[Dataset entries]
──────────
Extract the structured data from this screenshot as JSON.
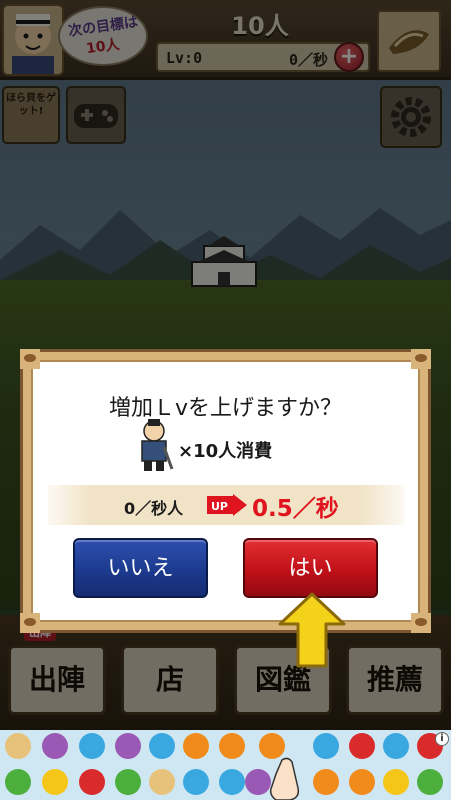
{
  "header": {
    "next_target_label": "次の目標は",
    "next_target_value": "10人",
    "population": "10人",
    "level": "Lv:0",
    "rate": "0／秒",
    "plus": "+"
  },
  "side": {
    "ad_label": "ほら貝をゲット!"
  },
  "menu": {
    "badge": "出陣",
    "items": [
      "出陣",
      "店",
      "図鑑",
      "推薦"
    ]
  },
  "dialog": {
    "title": "増加Ｌvを上げますか？",
    "cost": "×10人消費",
    "rate_before": "0／秒人",
    "up_label": "UP",
    "rate_after": "0.5／秒",
    "no_label": "いいえ",
    "yes_label": "はい"
  },
  "banner": {
    "info": "i"
  },
  "colors": {
    "yes_button": "#c01018",
    "no_button": "#1c3a8e",
    "rate_after": "#e0141e",
    "pointer": "#f4d21a"
  }
}
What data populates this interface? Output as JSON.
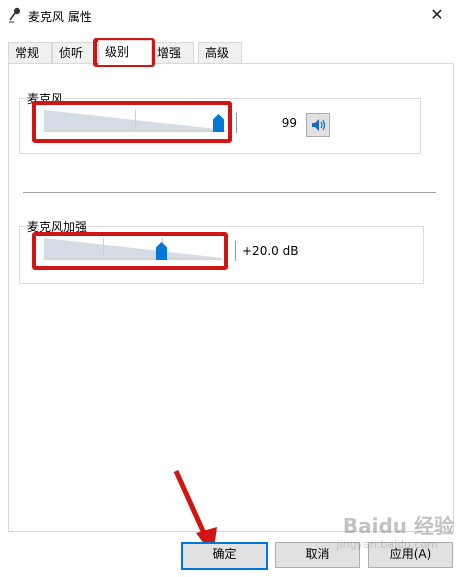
{
  "window": {
    "title": "麦克风 属性",
    "close_symbol": "✕"
  },
  "tabs": [
    {
      "label": "常规",
      "active": false
    },
    {
      "label": "侦听",
      "active": false
    },
    {
      "label": "级别",
      "active": true
    },
    {
      "label": "增强",
      "active": false
    },
    {
      "label": "高级",
      "active": false
    }
  ],
  "microphone": {
    "label": "麦克风",
    "value": "99",
    "level_percent": 99,
    "speaker_icon": "speaker-icon"
  },
  "boost": {
    "label": "麦克风加强",
    "value": "+20.0 dB",
    "level_fraction": 0.67
  },
  "buttons": {
    "ok": "确定",
    "cancel": "取消",
    "apply": "应用(A)"
  },
  "watermark": {
    "main": "Baidu 经验",
    "sub": "jingyan.baidu.com"
  },
  "colors": {
    "accent": "#0078d7",
    "annotation": "#d11414"
  }
}
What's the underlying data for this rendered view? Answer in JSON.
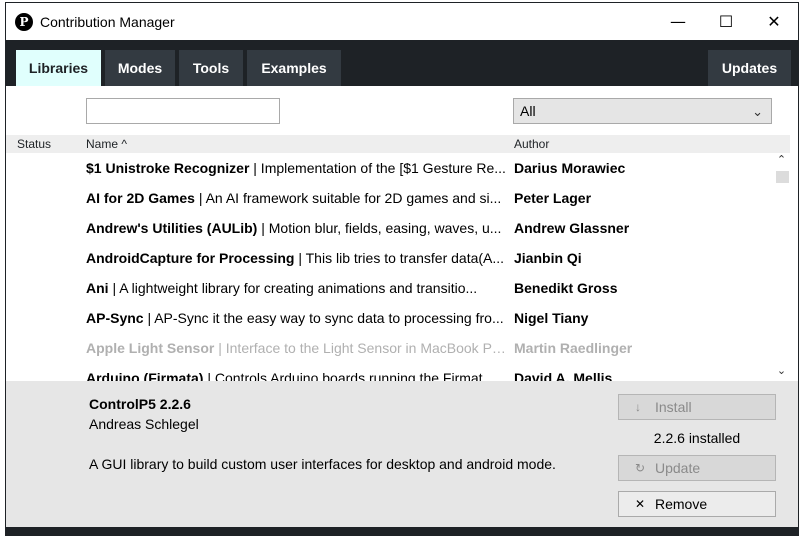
{
  "window": {
    "title": "Contribution Manager",
    "minimize": "—",
    "maximize": "☐",
    "close": "✕"
  },
  "tabs": [
    {
      "label": "Libraries"
    },
    {
      "label": "Modes"
    },
    {
      "label": "Tools"
    },
    {
      "label": "Examples"
    }
  ],
  "updates_tab": "Updates",
  "filter": {
    "value": "",
    "placeholder": ""
  },
  "category": {
    "selected": "All"
  },
  "columns": {
    "status": "Status",
    "name": "Name ^",
    "author": "Author"
  },
  "rows": [
    {
      "name": "$1 Unistroke Recognizer",
      "desc": " | Implementation of the [$1 Gesture Re...",
      "author": "Darius Morawiec"
    },
    {
      "name": "AI for 2D Games",
      "desc": " | An AI framework suitable for 2D games and si...",
      "author": "Peter Lager"
    },
    {
      "name": "Andrew's Utilities (AULib)",
      "desc": " | Motion blur, fields, easing, waves, u...",
      "author": "Andrew Glassner"
    },
    {
      "name": "AndroidCapture for Processing",
      "desc": " | This lib tries to transfer data(A...",
      "author": "Jianbin Qi"
    },
    {
      "name": "Ani",
      "desc": " | A lightweight library for creating animations and transitio...",
      "author": "Benedikt Gross"
    },
    {
      "name": "AP-Sync",
      "desc": " | AP-Sync it the easy way to sync data to processing fro...",
      "author": "Nigel Tiany"
    },
    {
      "name": "Apple Light Sensor",
      "desc": " | Interface to the Light Sensor in MacBook Pr...",
      "author": "Martin Raedlinger"
    },
    {
      "name": "Arduino (Firmata)",
      "desc": " | Controls Arduino boards running the Firmat...",
      "author": "David A. Mellis"
    }
  ],
  "selected": {
    "name": "ControlP5 2.2.6",
    "author": "Andreas Schlegel",
    "description": "A GUI library to build custom user interfaces for desktop and android mode.",
    "installed_text": "2.2.6 installed"
  },
  "buttons": {
    "install": "Install",
    "install_icon": "↓",
    "update": "Update",
    "update_icon": "↻",
    "remove": "Remove",
    "remove_icon": "✕"
  },
  "colors": {
    "dark": "#1e2226",
    "tab": "#333a41",
    "tab_active": "#e0fffd"
  }
}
──────────
--- TASK INSTRUCTIONS ---
Repeat each entry exactly. Pictures do not belong in the copy.

--- RESPONSE TO THE TASK ---
Extract the structured data from this screenshot as JSON.
{
  "header": {
    "next_target_label": "次の目標は",
    "next_target_value": "10人",
    "population": "10人",
    "level": "Lv:0",
    "rate": "0／秒",
    "plus": "+"
  },
  "side": {
    "ad_label": "ほら貝をゲット!"
  },
  "menu": {
    "badge": "出陣",
    "items": [
      "出陣",
      "店",
      "図鑑",
      "推薦"
    ]
  },
  "dialog": {
    "title": "増加Ｌvを上げますか？",
    "cost": "×10人消費",
    "rate_before": "0／秒人",
    "up_label": "UP",
    "rate_after": "0.5／秒",
    "no_label": "いいえ",
    "yes_label": "はい"
  },
  "banner": {
    "info": "i"
  },
  "colors": {
    "yes_button": "#c01018",
    "no_button": "#1c3a8e",
    "rate_after": "#e0141e",
    "pointer": "#f4d21a"
  }
}
What data populates this interface? Output as JSON.
{
  "window": {
    "title": "麦克风 属性",
    "close_symbol": "✕"
  },
  "tabs": [
    {
      "label": "常规",
      "active": false
    },
    {
      "label": "侦听",
      "active": false
    },
    {
      "label": "级别",
      "active": true
    },
    {
      "label": "增强",
      "active": false
    },
    {
      "label": "高级",
      "active": false
    }
  ],
  "microphone": {
    "label": "麦克风",
    "value": "99",
    "level_percent": 99,
    "speaker_icon": "speaker-icon"
  },
  "boost": {
    "label": "麦克风加强",
    "value": "+20.0 dB",
    "level_fraction": 0.67
  },
  "buttons": {
    "ok": "确定",
    "cancel": "取消",
    "apply": "应用(A)"
  },
  "watermark": {
    "main": "Baidu 经验",
    "sub": "jingyan.baidu.com"
  },
  "colors": {
    "accent": "#0078d7",
    "annotation": "#d11414"
  }
}
What's the underlying data for this rendered view? Answer in JSON.
{
  "window": {
    "title": "Contribution Manager",
    "minimize": "—",
    "maximize": "☐",
    "close": "✕"
  },
  "tabs": [
    {
      "label": "Libraries"
    },
    {
      "label": "Modes"
    },
    {
      "label": "Tools"
    },
    {
      "label": "Examples"
    }
  ],
  "updates_tab": "Updates",
  "filter": {
    "value": "",
    "placeholder": ""
  },
  "category": {
    "selected": "All"
  },
  "columns": {
    "status": "Status",
    "name": "Name ^",
    "author": "Author"
  },
  "rows": [
    {
      "name": "$1 Unistroke Recognizer",
      "desc": " | Implementation of the [$1 Gesture Re...",
      "author": "Darius Morawiec"
    },
    {
      "name": "AI for 2D Games",
      "desc": " | An AI framework suitable for 2D games and si...",
      "author": "Peter Lager"
    },
    {
      "name": "Andrew's Utilities (AULib)",
      "desc": " | Motion blur, fields, easing, waves, u...",
      "author": "Andrew Glassner"
    },
    {
      "name": "AndroidCapture for Processing",
      "desc": " | This lib tries to transfer data(A...",
      "author": "Jianbin Qi"
    },
    {
      "name": "Ani",
      "desc": " | A lightweight library for creating animations and transitio...",
      "author": "Benedikt Gross"
    },
    {
      "name": "AP-Sync",
      "desc": " | AP-Sync it the easy way to sync data to processing fro...",
      "author": "Nigel Tiany"
    },
    {
      "name": "Apple Light Sensor",
      "desc": " | Interface to the Light Sensor in MacBook Pr...",
      "author": "Martin Raedlinger"
    },
    {
      "name": "Arduino (Firmata)",
      "desc": " | Controls Arduino boards running the Firmat...",
      "author": "David A. Mellis"
    }
  ],
  "selected": {
    "name": "ControlP5 2.2.6",
    "author": "Andreas Schlegel",
    "description": "A GUI library to build custom user interfaces for desktop and android mode.",
    "installed_text": "2.2.6 installed"
  },
  "buttons": {
    "install": "Install",
    "install_icon": "↓",
    "update": "Update",
    "update_icon": "↻",
    "remove": "Remove",
    "remove_icon": "✕"
  },
  "colors": {
    "dark": "#1e2226",
    "tab": "#333a41",
    "tab_active": "#e0fffd"
  }
}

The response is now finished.